Format each of the items below as a numbered list, leaving out any blank lines.

Input rows:
-------
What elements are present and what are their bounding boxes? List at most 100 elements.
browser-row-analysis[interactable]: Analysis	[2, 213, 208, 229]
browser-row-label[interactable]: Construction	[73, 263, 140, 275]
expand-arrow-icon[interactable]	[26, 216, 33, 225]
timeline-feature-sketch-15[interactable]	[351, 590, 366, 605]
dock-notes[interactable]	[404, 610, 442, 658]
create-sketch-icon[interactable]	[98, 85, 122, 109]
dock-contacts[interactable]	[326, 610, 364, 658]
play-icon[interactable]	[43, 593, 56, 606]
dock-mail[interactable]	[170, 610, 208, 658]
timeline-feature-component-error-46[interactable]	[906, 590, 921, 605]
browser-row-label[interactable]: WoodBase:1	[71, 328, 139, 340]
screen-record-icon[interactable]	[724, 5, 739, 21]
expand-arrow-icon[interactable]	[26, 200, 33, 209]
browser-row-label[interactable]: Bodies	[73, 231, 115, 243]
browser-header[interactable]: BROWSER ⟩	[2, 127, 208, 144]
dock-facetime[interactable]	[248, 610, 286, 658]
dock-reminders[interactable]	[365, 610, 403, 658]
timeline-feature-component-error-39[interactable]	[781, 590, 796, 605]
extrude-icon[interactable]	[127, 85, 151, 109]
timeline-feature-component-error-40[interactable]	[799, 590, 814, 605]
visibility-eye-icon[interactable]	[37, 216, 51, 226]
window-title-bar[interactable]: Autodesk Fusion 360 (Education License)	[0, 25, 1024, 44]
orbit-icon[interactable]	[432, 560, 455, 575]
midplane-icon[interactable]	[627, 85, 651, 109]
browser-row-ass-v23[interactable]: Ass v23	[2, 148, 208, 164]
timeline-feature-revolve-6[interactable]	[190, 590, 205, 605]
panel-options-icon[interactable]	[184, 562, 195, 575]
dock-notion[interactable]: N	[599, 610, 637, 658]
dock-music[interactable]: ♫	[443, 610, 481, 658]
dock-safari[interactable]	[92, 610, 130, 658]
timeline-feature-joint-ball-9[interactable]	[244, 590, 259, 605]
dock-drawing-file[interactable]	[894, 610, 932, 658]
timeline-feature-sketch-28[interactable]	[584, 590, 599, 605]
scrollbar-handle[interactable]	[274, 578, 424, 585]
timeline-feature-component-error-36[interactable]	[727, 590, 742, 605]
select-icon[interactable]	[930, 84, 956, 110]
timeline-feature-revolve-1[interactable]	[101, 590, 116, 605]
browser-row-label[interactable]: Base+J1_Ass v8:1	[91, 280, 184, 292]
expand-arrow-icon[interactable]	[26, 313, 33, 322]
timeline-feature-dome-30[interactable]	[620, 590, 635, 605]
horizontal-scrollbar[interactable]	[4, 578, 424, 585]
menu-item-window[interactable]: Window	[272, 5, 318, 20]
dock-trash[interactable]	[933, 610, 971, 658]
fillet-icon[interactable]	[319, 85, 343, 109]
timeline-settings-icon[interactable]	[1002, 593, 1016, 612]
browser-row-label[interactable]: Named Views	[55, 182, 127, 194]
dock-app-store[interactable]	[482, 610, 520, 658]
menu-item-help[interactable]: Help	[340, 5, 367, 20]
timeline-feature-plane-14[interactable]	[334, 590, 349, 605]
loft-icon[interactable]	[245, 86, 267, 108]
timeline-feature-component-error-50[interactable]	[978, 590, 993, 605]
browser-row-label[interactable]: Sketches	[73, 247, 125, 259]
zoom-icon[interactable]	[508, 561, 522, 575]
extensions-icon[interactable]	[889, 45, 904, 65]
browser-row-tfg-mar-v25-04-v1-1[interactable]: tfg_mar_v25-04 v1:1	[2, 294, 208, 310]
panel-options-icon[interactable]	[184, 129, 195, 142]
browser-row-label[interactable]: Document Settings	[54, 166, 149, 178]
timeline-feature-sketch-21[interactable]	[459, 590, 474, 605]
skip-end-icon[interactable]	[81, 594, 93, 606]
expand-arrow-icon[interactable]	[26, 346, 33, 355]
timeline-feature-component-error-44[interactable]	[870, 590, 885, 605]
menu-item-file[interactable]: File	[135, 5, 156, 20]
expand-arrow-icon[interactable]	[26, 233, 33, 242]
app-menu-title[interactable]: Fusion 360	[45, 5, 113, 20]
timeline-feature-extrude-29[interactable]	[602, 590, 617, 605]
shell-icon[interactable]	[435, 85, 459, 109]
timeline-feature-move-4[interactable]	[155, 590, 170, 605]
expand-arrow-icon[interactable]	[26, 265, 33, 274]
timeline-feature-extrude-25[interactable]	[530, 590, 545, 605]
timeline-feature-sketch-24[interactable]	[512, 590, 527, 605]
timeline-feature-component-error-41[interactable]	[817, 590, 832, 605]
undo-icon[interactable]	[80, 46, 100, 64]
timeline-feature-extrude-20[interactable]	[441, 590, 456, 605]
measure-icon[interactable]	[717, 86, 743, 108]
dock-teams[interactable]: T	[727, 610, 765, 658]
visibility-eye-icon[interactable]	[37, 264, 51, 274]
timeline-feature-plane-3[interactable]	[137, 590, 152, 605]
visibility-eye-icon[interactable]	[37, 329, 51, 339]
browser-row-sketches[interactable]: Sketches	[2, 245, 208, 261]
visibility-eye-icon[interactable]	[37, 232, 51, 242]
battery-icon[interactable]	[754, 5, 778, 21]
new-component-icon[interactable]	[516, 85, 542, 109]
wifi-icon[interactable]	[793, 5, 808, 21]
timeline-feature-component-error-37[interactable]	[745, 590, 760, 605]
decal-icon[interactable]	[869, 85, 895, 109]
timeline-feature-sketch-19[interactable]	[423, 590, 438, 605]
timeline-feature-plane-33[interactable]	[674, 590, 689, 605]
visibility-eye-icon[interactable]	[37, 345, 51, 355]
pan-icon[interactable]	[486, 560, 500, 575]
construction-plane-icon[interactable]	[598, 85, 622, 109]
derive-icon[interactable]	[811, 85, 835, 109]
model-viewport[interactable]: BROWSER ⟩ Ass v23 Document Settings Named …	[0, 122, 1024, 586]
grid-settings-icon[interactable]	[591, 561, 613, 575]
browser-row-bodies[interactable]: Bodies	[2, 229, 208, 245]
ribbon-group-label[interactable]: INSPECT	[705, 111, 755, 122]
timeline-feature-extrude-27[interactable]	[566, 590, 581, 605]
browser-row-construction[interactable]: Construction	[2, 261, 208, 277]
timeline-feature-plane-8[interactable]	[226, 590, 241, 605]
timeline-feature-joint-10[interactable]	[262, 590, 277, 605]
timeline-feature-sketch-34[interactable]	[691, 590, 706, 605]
-------
Answer for the task:
1. What elements are present and what are their bounding boxes? List at most 100 elements.
2. browser-row-analysis[interactable]: Analysis	[2, 213, 208, 229]
3. browser-row-label[interactable]: Construction	[73, 263, 140, 275]
4. expand-arrow-icon[interactable]	[26, 216, 33, 225]
5. timeline-feature-sketch-15[interactable]	[351, 590, 366, 605]
6. dock-notes[interactable]	[404, 610, 442, 658]
7. create-sketch-icon[interactable]	[98, 85, 122, 109]
8. dock-contacts[interactable]	[326, 610, 364, 658]
9. play-icon[interactable]	[43, 593, 56, 606]
10. dock-mail[interactable]	[170, 610, 208, 658]
11. timeline-feature-component-error-46[interactable]	[906, 590, 921, 605]
12. browser-row-label[interactable]: WoodBase:1	[71, 328, 139, 340]
13. screen-record-icon[interactable]	[724, 5, 739, 21]
14. expand-arrow-icon[interactable]	[26, 200, 33, 209]
15. browser-row-label[interactable]: Bodies	[73, 231, 115, 243]
16. browser-header[interactable]: BROWSER ⟩	[2, 127, 208, 144]
17. dock-facetime[interactable]	[248, 610, 286, 658]
18. dock-reminders[interactable]	[365, 610, 403, 658]
19. timeline-feature-component-error-39[interactable]	[781, 590, 796, 605]
20. extrude-icon[interactable]	[127, 85, 151, 109]
21. timeline-feature-component-error-40[interactable]	[799, 590, 814, 605]
22. visibility-eye-icon[interactable]	[37, 216, 51, 226]
23. window-title-bar[interactable]: Autodesk Fusion 360 (Education License)	[0, 25, 1024, 44]
24. orbit-icon[interactable]	[432, 560, 455, 575]
25. midplane-icon[interactable]	[627, 85, 651, 109]
26. browser-row-ass-v23[interactable]: Ass v23	[2, 148, 208, 164]
27. timeline-feature-revolve-6[interactable]	[190, 590, 205, 605]
28. panel-options-icon[interactable]	[184, 562, 195, 575]
29. dock-notion[interactable]: N	[599, 610, 637, 658]
30. dock-music[interactable]: ♫	[443, 610, 481, 658]
31. dock-safari[interactable]	[92, 610, 130, 658]
32. timeline-feature-joint-ball-9[interactable]	[244, 590, 259, 605]
33. dock-drawing-file[interactable]	[894, 610, 932, 658]
34. timeline-feature-sketch-28[interactable]	[584, 590, 599, 605]
35. scrollbar-handle[interactable]	[274, 578, 424, 585]
36. timeline-feature-component-error-36[interactable]	[727, 590, 742, 605]
37. select-icon[interactable]	[930, 84, 956, 110]
38. timeline-feature-revolve-1[interactable]	[101, 590, 116, 605]
39. browser-row-label[interactable]: Base+J1_Ass v8:1	[91, 280, 184, 292]
40. expand-arrow-icon[interactable]	[26, 313, 33, 322]
41. timeline-feature-dome-30[interactable]	[620, 590, 635, 605]
42. horizontal-scrollbar[interactable]	[4, 578, 424, 585]
43. menu-item-window[interactable]: Window	[272, 5, 318, 20]
44. dock-trash[interactable]	[933, 610, 971, 658]
45. fillet-icon[interactable]	[319, 85, 343, 109]
46. timeline-settings-icon[interactable]	[1002, 593, 1016, 612]
47. browser-row-label[interactable]: Named Views	[55, 182, 127, 194]
48. dock-app-store[interactable]	[482, 610, 520, 658]
49. menu-item-help[interactable]: Help	[340, 5, 367, 20]
50. timeline-feature-plane-14[interactable]	[334, 590, 349, 605]
51. loft-icon[interactable]	[245, 86, 267, 108]
52. timeline-feature-component-error-50[interactable]	[978, 590, 993, 605]
53. browser-row-label[interactable]: Sketches	[73, 247, 125, 259]
54. zoom-icon[interactable]	[508, 561, 522, 575]
55. extensions-icon[interactable]	[889, 45, 904, 65]
56. browser-row-tfg-mar-v25-04-v1-1[interactable]: tfg_mar_v25-04 v1:1	[2, 294, 208, 310]
57. panel-options-icon[interactable]	[184, 129, 195, 142]
58. browser-row-label[interactable]: Document Settings	[54, 166, 149, 178]
59. timeline-feature-sketch-21[interactable]	[459, 590, 474, 605]
60. skip-end-icon[interactable]	[81, 594, 93, 606]
61. expand-arrow-icon[interactable]	[26, 346, 33, 355]
62. timeline-feature-component-error-44[interactable]	[870, 590, 885, 605]
63. menu-item-file[interactable]: File	[135, 5, 156, 20]
64. expand-arrow-icon[interactable]	[26, 233, 33, 242]
65. app-menu-title[interactable]: Fusion 360	[45, 5, 113, 20]
66. timeline-feature-extrude-29[interactable]	[602, 590, 617, 605]
67. shell-icon[interactable]	[435, 85, 459, 109]
68. timeline-feature-move-4[interactable]	[155, 590, 170, 605]
69. expand-arrow-icon[interactable]	[26, 265, 33, 274]
70. timeline-feature-extrude-25[interactable]	[530, 590, 545, 605]
71. timeline-feature-sketch-24[interactable]	[512, 590, 527, 605]
72. timeline-feature-component-error-41[interactable]	[817, 590, 832, 605]
73. undo-icon[interactable]	[80, 46, 100, 64]
74. timeline-feature-extrude-20[interactable]	[441, 590, 456, 605]
75. measure-icon[interactable]	[717, 86, 743, 108]
76. dock-teams[interactable]: T	[727, 610, 765, 658]
77. visibility-eye-icon[interactable]	[37, 264, 51, 274]
78. timeline-feature-plane-3[interactable]	[137, 590, 152, 605]
79. visibility-eye-icon[interactable]	[37, 329, 51, 339]
80. browser-row-sketches[interactable]: Sketches	[2, 245, 208, 261]
81. visibility-eye-icon[interactable]	[37, 232, 51, 242]
82. battery-icon[interactable]	[754, 5, 778, 21]
83. new-component-icon[interactable]	[516, 85, 542, 109]
84. wifi-icon[interactable]	[793, 5, 808, 21]
85. timeline-feature-component-error-37[interactable]	[745, 590, 760, 605]
86. decal-icon[interactable]	[869, 85, 895, 109]
87. timeline-feature-sketch-19[interactable]	[423, 590, 438, 605]
88. timeline-feature-plane-33[interactable]	[674, 590, 689, 605]
89. visibility-eye-icon[interactable]	[37, 345, 51, 355]
90. pan-icon[interactable]	[486, 560, 500, 575]
91. construction-plane-icon[interactable]	[598, 85, 622, 109]
92. derive-icon[interactable]	[811, 85, 835, 109]
93. model-viewport[interactable]: BROWSER ⟩ Ass v23 Document Settings Named …	[0, 122, 1024, 586]
94. grid-settings-icon[interactable]	[591, 561, 613, 575]
95. browser-row-bodies[interactable]: Bodies	[2, 229, 208, 245]
96. ribbon-group-label[interactable]: INSPECT	[705, 111, 755, 122]
97. timeline-feature-extrude-27[interactable]	[566, 590, 581, 605]
98. browser-row-construction[interactable]: Construction	[2, 261, 208, 277]
99. timeline-feature-plane-8[interactable]	[226, 590, 241, 605]
100. timeline-feature-joint-10[interactable]	[262, 590, 277, 605]
101. timeline-feature-sketch-34[interactable]	[691, 590, 706, 605]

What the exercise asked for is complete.